--- START ---

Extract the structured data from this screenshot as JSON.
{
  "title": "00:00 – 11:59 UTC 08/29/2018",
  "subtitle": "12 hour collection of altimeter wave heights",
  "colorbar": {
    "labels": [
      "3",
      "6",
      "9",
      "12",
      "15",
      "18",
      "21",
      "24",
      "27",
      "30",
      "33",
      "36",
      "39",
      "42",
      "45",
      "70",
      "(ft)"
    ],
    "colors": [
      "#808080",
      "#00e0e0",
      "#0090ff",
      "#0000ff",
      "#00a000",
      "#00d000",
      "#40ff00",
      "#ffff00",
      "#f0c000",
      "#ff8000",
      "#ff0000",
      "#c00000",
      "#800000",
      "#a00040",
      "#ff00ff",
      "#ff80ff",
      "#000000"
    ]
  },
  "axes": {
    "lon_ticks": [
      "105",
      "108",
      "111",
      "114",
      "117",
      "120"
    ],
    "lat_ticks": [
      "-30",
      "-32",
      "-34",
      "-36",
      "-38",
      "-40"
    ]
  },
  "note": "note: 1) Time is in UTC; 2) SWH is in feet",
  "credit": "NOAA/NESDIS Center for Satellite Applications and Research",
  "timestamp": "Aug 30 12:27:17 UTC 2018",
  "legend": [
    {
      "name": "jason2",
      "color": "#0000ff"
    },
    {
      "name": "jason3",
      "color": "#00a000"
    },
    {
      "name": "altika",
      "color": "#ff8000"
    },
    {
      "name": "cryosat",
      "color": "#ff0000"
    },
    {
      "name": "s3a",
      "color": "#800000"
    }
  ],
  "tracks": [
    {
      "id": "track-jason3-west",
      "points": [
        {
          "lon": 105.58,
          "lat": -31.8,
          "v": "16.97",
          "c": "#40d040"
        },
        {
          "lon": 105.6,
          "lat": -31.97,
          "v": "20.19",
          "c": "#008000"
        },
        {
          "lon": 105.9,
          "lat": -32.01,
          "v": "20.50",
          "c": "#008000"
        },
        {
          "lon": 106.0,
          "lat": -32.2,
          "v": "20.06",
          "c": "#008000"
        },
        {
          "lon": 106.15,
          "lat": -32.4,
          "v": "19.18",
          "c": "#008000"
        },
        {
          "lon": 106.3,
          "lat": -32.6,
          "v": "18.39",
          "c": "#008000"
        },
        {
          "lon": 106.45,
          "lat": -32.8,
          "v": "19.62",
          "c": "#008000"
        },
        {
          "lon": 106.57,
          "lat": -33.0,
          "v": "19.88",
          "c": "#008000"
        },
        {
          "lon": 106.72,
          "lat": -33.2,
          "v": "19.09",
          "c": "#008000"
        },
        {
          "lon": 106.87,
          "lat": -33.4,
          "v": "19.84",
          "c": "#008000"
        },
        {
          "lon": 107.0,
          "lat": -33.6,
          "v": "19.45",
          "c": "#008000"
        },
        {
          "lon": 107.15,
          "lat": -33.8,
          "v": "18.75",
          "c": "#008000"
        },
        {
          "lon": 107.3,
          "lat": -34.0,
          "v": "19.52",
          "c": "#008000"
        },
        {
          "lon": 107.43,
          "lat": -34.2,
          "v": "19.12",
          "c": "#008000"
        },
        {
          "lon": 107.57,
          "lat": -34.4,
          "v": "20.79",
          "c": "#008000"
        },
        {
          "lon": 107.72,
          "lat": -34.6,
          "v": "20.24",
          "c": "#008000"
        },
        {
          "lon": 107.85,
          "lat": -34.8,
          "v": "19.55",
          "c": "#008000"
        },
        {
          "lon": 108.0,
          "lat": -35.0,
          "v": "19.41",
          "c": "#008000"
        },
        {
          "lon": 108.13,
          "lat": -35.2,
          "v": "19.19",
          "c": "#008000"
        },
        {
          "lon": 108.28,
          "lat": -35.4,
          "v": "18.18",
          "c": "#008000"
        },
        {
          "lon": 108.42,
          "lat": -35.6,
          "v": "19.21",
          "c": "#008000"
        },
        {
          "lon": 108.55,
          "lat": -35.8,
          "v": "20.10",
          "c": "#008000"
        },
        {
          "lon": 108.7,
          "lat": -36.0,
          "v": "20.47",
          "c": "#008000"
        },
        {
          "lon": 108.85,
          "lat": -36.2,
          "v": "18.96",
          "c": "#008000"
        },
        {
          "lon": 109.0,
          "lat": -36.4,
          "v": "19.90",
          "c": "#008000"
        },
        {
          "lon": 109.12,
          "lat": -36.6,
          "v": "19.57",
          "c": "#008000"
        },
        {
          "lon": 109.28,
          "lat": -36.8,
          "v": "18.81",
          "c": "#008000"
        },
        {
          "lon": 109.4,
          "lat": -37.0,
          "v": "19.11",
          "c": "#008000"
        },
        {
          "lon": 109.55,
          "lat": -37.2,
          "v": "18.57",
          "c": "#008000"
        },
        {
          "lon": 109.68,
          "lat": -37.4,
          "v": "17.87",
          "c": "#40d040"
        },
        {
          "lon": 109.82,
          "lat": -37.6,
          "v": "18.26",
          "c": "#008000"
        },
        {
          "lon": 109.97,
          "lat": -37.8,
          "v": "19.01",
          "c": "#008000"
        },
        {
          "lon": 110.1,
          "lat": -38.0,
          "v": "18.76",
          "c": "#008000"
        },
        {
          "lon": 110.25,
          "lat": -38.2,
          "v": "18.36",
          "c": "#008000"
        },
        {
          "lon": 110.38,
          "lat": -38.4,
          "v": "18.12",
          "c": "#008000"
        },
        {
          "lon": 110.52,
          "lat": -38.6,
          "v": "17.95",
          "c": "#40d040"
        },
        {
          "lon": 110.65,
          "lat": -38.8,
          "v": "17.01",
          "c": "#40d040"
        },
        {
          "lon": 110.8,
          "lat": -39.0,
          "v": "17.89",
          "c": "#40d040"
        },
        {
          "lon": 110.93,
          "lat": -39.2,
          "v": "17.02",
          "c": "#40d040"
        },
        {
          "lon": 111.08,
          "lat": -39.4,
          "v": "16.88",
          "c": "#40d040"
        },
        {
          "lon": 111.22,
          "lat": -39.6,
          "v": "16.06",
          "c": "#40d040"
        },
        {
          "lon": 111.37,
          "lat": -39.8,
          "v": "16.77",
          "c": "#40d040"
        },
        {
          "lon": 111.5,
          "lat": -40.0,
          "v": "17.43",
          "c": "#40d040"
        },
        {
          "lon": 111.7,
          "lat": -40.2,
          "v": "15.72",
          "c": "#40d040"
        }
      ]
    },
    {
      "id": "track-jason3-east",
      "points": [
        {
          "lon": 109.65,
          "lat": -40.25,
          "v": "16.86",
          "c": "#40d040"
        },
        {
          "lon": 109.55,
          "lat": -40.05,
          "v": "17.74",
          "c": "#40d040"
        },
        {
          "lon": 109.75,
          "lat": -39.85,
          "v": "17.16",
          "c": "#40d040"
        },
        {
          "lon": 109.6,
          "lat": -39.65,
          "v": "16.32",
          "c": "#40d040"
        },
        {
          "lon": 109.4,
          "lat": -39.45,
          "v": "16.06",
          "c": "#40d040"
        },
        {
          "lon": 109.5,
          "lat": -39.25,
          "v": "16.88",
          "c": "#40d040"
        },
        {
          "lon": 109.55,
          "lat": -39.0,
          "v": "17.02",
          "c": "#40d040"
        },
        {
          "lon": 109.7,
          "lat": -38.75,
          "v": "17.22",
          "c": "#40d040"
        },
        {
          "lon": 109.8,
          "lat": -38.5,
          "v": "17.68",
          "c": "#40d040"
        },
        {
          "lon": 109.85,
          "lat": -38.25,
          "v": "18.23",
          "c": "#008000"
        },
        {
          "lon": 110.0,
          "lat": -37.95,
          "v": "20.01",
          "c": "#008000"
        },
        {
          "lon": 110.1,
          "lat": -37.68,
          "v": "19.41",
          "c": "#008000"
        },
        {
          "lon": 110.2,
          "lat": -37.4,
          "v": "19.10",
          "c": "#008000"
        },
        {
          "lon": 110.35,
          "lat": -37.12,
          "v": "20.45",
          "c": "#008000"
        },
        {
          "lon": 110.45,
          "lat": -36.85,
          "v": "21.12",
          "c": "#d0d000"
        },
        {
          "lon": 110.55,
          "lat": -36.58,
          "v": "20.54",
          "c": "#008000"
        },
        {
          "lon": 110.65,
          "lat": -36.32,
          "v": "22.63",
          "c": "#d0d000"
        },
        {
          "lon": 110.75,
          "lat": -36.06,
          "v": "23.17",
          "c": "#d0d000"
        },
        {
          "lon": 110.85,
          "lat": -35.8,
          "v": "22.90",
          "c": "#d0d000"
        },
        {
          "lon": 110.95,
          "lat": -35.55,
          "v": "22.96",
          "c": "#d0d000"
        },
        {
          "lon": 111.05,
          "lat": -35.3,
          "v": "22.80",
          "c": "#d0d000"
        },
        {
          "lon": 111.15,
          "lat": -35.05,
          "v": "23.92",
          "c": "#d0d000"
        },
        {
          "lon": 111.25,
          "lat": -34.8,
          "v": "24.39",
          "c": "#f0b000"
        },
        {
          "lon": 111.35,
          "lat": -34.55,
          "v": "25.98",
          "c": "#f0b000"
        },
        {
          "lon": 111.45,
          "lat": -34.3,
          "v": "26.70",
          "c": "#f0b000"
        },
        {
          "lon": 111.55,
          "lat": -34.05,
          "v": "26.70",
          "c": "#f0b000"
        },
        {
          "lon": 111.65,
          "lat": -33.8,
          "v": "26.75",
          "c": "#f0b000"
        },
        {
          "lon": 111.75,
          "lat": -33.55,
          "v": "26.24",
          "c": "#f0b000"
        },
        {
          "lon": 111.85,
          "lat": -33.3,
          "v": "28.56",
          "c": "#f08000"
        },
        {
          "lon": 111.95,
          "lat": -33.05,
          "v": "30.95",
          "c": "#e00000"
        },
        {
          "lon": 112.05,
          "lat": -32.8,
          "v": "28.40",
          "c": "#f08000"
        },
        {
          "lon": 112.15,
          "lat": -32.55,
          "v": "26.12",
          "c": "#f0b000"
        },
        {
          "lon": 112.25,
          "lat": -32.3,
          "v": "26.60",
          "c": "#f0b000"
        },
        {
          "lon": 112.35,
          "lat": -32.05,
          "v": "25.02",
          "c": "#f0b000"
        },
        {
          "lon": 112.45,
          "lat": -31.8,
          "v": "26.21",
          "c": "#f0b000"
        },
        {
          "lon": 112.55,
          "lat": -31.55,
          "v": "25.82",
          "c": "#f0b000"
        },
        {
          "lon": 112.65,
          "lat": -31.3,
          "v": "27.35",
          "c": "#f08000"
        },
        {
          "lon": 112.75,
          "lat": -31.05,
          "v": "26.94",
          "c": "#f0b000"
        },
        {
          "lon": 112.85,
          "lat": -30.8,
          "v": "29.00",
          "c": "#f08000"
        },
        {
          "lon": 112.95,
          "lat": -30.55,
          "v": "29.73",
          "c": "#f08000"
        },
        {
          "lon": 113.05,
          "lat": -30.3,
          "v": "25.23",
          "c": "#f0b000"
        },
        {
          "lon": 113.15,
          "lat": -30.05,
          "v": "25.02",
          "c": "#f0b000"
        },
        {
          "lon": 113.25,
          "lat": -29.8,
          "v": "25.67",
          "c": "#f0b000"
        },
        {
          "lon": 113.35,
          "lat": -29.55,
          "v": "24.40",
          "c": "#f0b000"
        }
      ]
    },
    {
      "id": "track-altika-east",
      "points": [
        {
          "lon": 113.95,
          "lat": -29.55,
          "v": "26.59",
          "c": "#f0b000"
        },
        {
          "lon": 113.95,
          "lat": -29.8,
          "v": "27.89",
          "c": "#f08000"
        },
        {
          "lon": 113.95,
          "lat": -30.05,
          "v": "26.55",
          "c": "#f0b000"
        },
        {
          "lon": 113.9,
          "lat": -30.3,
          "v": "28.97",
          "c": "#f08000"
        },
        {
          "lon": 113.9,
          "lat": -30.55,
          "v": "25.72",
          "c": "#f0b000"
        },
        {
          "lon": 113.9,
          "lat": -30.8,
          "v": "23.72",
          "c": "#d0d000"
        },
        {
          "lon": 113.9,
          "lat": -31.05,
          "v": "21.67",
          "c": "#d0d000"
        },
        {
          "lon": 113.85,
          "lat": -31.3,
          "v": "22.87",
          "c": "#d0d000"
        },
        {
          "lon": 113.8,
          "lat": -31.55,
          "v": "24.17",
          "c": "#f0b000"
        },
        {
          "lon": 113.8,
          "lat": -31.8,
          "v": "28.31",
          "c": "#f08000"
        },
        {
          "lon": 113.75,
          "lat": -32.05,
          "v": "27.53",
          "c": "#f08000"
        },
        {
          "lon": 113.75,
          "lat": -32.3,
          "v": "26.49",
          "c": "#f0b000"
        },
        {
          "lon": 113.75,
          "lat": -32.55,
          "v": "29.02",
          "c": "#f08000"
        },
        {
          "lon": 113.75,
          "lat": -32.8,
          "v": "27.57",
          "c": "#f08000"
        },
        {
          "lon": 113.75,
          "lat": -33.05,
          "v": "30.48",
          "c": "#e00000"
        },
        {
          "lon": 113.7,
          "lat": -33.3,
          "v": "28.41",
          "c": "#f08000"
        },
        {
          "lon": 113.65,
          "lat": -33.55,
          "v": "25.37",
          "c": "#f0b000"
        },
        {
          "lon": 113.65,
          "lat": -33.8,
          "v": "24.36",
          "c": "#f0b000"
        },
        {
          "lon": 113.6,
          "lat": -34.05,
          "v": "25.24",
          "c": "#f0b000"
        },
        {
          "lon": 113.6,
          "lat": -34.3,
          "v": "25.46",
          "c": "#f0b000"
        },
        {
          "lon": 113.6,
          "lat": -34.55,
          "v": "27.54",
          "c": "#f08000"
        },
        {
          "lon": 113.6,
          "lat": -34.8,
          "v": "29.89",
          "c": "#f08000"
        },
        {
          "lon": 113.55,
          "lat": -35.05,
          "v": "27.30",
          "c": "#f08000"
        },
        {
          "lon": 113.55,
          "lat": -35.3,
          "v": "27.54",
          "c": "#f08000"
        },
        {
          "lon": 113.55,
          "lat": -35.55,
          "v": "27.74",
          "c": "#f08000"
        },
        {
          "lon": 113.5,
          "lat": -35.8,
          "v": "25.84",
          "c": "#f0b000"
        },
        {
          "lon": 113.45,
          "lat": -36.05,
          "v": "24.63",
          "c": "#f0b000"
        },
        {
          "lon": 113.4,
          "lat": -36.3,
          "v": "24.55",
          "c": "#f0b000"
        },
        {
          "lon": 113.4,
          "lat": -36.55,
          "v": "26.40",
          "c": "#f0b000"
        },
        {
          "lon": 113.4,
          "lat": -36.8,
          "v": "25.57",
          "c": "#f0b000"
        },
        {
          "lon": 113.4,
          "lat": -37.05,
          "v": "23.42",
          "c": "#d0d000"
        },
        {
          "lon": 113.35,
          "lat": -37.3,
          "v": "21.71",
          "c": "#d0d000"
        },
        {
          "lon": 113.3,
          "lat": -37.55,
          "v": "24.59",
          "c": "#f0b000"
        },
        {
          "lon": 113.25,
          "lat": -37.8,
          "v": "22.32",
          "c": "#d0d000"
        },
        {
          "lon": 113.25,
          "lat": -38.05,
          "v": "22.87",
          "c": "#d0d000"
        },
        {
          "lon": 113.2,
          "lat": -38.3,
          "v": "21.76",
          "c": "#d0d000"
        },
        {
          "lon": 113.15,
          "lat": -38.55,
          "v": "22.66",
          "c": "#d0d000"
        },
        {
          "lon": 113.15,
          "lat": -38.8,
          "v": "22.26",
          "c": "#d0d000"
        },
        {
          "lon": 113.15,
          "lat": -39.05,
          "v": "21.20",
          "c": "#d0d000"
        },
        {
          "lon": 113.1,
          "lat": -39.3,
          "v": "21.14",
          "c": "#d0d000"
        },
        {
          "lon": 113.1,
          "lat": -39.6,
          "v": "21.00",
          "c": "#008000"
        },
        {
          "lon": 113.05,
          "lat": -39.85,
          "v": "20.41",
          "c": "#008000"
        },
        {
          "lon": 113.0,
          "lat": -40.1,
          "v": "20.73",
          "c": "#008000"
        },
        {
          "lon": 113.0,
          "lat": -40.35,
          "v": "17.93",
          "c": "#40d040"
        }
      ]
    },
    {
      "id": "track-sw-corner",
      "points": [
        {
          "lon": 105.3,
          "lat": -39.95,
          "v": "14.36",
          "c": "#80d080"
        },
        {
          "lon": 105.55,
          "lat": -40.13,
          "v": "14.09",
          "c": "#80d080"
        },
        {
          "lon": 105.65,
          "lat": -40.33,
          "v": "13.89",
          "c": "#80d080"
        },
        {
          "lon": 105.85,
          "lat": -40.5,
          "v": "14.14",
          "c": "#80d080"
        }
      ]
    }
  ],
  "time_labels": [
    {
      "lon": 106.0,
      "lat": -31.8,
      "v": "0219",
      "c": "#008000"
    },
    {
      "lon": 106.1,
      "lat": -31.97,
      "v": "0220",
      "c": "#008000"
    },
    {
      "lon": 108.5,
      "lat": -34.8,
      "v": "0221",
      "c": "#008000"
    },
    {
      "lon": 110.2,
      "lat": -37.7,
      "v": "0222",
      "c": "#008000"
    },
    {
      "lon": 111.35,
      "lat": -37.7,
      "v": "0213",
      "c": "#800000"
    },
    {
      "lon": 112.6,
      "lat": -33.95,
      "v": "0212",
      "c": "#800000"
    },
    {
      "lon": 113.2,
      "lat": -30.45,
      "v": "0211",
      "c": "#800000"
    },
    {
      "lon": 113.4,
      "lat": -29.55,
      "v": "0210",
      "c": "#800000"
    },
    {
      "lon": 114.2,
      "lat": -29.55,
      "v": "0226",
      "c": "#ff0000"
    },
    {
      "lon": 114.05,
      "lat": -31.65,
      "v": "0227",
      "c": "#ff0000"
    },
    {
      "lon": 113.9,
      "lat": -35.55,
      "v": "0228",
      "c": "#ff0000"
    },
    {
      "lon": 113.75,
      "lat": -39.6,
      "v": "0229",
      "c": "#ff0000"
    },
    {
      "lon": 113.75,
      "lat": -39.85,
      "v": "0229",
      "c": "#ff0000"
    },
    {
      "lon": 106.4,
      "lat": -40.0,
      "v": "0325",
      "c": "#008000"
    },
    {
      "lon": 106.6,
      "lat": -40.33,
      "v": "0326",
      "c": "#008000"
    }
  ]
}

--- END ---
--- START ---

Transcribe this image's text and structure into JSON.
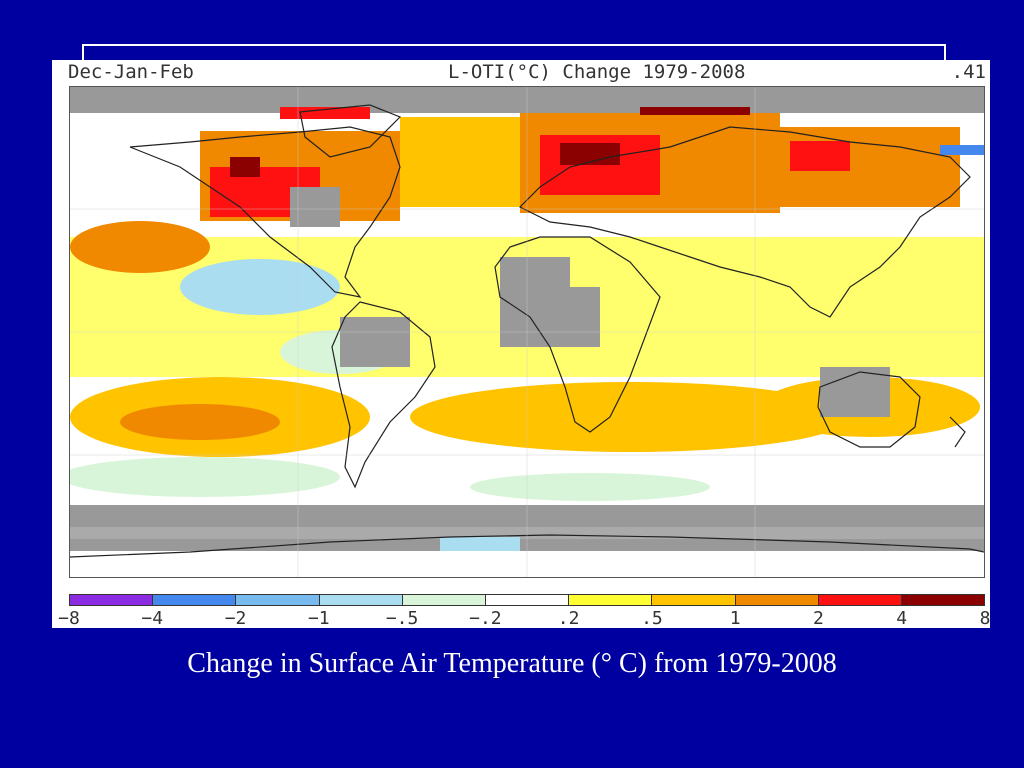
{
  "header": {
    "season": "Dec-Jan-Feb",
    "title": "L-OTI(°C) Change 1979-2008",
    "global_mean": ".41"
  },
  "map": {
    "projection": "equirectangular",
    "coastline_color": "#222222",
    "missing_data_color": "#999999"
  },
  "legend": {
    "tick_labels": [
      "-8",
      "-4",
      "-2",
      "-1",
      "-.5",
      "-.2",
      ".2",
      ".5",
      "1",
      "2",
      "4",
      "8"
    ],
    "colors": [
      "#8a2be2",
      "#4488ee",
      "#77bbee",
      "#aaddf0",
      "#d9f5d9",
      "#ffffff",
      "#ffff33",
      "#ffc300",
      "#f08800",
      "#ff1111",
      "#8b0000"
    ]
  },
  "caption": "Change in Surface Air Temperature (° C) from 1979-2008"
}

--- END ---

» **Problem**: Gather every line from the entries above where the word "this" appears, and copy them.

» **Correct response**:
Extract the structured data from this screenshot as JSON.
Transcribe this image's text and structure into JSON.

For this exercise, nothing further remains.